Task brief: Your task is to locate every line holding the string "校企合作" and to copy each of them.

Input rows:
** BEGIN **

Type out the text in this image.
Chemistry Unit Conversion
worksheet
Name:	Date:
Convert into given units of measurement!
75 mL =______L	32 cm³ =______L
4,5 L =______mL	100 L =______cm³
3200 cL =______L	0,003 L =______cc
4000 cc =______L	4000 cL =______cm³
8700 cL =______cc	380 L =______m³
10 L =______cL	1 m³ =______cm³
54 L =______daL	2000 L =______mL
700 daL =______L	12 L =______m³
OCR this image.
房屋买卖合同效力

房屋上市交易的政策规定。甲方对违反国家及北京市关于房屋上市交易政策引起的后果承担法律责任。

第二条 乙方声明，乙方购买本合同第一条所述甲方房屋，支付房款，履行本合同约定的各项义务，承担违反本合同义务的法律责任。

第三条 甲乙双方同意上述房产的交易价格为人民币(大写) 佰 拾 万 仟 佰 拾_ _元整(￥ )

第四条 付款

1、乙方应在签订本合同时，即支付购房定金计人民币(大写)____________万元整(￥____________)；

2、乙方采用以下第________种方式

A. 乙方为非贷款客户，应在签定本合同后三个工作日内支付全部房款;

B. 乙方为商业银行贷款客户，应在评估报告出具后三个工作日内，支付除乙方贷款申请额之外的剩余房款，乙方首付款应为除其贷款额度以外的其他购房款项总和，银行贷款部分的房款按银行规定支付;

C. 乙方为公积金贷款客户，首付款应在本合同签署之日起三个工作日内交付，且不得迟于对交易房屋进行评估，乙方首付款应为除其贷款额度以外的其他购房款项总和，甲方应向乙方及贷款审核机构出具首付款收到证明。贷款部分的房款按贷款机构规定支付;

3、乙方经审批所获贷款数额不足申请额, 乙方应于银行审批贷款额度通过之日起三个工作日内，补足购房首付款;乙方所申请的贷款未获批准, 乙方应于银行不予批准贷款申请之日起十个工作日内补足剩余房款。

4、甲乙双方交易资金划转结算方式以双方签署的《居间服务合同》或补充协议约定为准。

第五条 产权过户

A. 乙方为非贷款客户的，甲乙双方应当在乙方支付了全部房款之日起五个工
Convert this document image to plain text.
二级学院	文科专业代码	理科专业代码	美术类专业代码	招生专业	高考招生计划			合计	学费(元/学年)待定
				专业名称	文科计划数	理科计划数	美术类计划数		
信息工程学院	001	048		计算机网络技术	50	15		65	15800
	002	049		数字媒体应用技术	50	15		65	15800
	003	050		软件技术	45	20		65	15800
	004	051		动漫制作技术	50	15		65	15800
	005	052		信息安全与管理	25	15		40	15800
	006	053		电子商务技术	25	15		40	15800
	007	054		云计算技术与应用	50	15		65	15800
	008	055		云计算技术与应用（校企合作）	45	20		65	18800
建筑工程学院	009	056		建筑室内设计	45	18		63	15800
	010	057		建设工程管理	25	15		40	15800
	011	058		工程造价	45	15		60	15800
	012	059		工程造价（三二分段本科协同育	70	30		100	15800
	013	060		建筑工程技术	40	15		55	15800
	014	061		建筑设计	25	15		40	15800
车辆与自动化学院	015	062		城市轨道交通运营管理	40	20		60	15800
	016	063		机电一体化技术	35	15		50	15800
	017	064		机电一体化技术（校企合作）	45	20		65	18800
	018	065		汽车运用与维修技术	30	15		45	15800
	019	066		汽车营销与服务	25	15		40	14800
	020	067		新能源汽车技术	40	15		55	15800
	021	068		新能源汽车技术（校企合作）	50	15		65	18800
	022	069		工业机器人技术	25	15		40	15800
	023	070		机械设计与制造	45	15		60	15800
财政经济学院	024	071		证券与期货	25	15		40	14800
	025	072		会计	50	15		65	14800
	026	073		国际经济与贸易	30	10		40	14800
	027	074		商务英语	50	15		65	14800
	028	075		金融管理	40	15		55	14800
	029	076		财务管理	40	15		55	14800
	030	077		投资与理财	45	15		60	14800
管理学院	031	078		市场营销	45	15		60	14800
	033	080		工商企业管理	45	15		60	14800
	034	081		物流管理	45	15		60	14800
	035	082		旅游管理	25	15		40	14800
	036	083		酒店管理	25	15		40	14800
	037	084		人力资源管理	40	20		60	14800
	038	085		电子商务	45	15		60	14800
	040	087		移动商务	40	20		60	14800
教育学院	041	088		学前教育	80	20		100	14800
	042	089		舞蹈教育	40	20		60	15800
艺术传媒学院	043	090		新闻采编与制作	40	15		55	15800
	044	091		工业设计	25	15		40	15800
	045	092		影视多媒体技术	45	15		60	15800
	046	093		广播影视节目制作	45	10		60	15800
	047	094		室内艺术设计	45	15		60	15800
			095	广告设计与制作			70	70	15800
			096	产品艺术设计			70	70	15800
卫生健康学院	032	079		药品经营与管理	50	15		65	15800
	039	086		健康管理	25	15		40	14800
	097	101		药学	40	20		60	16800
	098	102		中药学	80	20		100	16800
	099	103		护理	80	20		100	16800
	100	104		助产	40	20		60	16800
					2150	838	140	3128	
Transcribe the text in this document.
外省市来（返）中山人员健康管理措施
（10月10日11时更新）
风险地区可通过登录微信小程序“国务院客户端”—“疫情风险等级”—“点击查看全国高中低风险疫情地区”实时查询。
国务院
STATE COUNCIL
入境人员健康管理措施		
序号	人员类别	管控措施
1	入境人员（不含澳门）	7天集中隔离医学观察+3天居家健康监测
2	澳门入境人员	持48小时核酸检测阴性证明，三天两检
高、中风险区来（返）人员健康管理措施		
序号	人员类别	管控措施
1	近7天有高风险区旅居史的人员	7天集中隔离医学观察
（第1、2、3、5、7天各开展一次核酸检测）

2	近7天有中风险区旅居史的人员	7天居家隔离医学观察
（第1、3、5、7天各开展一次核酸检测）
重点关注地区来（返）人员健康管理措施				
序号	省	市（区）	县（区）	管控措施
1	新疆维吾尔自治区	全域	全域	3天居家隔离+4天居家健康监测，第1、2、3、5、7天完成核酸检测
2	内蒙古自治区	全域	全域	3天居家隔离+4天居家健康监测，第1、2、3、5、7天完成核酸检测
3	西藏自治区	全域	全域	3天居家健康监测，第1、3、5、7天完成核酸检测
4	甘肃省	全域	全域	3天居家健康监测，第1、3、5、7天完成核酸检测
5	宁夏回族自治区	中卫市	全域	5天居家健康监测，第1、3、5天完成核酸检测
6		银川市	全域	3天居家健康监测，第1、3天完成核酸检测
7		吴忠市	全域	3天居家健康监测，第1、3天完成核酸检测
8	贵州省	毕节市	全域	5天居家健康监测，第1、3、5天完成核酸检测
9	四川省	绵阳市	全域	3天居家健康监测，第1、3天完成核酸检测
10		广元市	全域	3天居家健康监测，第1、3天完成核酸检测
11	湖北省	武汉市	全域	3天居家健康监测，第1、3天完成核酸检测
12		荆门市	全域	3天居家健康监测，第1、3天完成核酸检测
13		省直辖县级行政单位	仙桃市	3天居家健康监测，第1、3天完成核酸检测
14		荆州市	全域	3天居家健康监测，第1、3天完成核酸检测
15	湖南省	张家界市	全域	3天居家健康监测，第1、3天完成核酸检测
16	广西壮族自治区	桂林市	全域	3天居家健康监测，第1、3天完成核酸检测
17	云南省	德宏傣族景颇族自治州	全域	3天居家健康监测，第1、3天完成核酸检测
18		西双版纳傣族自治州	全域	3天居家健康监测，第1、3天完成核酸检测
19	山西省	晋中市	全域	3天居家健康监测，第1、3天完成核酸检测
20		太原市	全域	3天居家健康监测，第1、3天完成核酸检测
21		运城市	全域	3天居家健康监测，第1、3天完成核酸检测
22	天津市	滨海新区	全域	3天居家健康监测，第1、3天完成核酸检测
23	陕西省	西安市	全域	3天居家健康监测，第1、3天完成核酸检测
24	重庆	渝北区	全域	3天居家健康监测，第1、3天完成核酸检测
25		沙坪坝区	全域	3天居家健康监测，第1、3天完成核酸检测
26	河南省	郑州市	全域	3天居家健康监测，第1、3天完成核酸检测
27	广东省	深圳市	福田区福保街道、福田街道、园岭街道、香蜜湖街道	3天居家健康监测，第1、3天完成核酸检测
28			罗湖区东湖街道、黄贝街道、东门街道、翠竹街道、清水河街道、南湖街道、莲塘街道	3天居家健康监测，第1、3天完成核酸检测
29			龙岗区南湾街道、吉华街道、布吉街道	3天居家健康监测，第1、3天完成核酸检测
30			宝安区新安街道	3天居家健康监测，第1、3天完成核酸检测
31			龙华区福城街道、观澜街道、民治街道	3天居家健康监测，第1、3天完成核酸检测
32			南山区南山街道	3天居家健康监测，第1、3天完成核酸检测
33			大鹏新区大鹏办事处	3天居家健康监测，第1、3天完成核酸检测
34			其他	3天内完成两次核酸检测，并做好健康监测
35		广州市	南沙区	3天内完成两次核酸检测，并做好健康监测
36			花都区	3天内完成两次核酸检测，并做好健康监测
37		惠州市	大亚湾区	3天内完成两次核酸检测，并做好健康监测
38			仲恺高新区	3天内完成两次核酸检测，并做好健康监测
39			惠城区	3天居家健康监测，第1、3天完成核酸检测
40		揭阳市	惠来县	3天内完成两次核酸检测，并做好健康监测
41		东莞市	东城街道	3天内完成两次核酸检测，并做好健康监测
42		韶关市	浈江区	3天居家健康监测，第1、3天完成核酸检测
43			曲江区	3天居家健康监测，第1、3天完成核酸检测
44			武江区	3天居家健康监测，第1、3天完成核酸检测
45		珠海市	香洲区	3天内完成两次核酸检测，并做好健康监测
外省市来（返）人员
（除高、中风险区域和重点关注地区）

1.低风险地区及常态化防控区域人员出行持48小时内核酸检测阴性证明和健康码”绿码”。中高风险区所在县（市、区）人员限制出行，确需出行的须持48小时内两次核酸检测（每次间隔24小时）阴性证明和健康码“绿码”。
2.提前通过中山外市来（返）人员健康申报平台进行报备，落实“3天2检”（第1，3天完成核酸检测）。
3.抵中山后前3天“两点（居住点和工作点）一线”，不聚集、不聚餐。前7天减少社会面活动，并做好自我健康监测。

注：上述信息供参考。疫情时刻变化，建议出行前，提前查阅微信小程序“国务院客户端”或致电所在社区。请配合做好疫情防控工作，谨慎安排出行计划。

** END **

Problem solution:
	008	055		云计算技术与应用（校企合作）	45	20		65	18800
	017	064		机电一体化技术（校企合作）	45	20		65	18800
	021	068		新能源汽车技术（校企合作）	50	15		65	18800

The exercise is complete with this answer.